Task instructions:
Pull every line containing "blir" from the entries.
Start of Data records
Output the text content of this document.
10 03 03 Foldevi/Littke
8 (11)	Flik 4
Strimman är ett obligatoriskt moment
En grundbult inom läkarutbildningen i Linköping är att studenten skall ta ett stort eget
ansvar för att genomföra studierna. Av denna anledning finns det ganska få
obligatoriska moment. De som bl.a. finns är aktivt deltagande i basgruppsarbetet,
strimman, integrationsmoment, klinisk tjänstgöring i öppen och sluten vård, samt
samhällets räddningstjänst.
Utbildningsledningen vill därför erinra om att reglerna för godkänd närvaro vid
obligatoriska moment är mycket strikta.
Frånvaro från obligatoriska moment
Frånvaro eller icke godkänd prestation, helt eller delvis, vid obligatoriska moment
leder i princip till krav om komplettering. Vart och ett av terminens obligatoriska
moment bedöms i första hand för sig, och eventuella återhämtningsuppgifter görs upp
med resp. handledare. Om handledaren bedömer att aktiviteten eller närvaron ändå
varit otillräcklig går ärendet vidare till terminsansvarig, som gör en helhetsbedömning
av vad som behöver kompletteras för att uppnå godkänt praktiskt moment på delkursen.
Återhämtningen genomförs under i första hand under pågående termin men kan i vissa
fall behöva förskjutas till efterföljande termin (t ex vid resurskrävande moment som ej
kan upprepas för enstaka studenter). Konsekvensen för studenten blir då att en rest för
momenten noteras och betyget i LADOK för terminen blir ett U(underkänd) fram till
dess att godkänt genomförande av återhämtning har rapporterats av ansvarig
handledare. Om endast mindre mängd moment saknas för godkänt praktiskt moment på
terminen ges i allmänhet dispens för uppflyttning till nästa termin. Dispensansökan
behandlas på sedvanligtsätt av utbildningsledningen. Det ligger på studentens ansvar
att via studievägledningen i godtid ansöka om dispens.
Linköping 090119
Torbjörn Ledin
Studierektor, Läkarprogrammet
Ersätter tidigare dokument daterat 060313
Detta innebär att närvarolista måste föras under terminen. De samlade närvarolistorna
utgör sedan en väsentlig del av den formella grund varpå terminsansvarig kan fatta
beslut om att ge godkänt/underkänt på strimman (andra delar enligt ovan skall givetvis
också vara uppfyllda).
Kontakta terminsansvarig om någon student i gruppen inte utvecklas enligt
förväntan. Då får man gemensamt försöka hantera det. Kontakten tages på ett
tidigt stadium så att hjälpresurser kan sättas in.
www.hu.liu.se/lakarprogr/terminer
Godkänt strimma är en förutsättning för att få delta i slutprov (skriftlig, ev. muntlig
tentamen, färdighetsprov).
End of Data records
Written response:
kan upprepas för enstaka studenter). Konsekvensen för studenten blir då att en rest för
momenten noteras och betyget i LADOK för terminen blir ett U(underkänd) fram till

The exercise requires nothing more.